--- start ---
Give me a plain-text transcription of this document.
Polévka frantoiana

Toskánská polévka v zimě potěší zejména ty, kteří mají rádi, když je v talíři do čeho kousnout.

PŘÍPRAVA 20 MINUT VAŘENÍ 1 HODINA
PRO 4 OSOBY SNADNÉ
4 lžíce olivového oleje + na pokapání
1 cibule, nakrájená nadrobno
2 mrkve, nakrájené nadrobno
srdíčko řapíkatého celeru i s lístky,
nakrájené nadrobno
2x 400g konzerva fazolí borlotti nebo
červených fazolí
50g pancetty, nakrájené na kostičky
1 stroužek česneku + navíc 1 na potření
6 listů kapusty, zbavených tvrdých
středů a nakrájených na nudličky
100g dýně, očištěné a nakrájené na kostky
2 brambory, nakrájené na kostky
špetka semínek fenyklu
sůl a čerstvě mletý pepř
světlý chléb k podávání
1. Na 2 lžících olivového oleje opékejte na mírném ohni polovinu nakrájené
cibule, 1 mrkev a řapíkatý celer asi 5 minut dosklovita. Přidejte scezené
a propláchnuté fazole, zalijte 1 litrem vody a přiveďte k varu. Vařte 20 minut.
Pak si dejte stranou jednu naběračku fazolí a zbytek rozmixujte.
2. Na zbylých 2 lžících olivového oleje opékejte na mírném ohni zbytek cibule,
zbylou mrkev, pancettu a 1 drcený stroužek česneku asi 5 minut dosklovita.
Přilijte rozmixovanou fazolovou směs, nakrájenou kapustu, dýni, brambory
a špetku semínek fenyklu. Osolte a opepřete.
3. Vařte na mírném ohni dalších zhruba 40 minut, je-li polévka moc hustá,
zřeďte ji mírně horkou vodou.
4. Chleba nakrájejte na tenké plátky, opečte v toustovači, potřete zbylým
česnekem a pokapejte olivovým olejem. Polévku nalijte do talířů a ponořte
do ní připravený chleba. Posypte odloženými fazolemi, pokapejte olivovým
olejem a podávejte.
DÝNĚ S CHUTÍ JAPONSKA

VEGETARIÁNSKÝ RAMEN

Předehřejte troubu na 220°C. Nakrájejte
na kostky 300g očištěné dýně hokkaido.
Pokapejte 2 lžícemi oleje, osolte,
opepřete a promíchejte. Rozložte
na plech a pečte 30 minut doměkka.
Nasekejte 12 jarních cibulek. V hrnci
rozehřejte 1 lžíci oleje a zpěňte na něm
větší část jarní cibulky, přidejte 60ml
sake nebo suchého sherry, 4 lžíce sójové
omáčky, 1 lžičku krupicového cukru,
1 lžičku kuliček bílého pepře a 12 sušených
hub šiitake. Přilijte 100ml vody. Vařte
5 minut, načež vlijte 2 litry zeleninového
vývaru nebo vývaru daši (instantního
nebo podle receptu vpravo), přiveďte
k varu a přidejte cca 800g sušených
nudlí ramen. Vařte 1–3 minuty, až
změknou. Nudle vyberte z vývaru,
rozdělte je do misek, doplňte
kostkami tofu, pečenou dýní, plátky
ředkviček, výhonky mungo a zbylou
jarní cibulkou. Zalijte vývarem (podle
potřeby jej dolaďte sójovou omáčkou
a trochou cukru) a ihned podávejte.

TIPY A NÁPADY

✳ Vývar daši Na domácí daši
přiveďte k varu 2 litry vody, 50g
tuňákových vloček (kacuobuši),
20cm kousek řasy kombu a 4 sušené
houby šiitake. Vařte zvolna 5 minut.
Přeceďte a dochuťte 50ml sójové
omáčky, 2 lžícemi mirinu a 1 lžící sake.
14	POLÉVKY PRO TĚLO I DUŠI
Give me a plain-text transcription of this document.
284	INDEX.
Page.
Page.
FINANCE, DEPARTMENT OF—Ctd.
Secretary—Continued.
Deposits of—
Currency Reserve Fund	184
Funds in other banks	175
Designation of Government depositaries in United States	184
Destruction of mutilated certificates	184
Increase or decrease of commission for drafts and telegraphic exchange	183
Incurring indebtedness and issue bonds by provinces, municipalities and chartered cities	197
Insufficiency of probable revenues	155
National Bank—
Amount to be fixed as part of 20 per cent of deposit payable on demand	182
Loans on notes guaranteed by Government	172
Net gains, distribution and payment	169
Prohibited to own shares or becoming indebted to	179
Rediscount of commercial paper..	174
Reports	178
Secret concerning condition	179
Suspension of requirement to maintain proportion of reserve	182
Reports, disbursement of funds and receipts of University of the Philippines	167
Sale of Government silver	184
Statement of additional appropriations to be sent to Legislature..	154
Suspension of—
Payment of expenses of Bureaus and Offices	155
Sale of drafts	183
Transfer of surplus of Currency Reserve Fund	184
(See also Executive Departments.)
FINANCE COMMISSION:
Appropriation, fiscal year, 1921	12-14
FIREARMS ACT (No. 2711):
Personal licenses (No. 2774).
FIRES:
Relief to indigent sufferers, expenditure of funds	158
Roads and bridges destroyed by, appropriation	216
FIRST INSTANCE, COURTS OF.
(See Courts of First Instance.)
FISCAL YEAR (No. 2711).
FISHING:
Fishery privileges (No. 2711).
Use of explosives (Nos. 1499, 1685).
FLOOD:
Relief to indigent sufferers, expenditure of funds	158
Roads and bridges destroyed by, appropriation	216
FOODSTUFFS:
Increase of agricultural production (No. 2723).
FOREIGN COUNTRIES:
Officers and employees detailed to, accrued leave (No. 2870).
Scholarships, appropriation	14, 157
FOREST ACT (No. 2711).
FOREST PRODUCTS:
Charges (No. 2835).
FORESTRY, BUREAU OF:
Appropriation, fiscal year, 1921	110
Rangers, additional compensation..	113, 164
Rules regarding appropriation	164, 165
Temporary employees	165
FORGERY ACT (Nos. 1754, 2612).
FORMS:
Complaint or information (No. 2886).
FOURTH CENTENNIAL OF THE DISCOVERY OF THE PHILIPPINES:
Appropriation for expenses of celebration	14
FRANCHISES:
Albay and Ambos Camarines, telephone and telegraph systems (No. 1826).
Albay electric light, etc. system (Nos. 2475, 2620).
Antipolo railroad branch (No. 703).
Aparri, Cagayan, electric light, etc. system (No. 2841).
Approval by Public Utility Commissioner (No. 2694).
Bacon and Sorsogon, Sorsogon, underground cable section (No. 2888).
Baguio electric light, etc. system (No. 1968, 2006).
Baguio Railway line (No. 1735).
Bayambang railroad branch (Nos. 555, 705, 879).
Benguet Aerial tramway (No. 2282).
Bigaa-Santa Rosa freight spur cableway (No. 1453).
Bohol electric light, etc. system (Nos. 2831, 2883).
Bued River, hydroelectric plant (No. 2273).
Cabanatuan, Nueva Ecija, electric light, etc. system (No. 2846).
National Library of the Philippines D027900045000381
--- end ---
### TASK DESCRIPTION
Check each line of the records for the word "FINANCE", and show the lines that contain it.

### RESULT FOR THIS TASK
FINANCE, DEPARTMENT OF—Ctd.
FINANCE COMMISSION:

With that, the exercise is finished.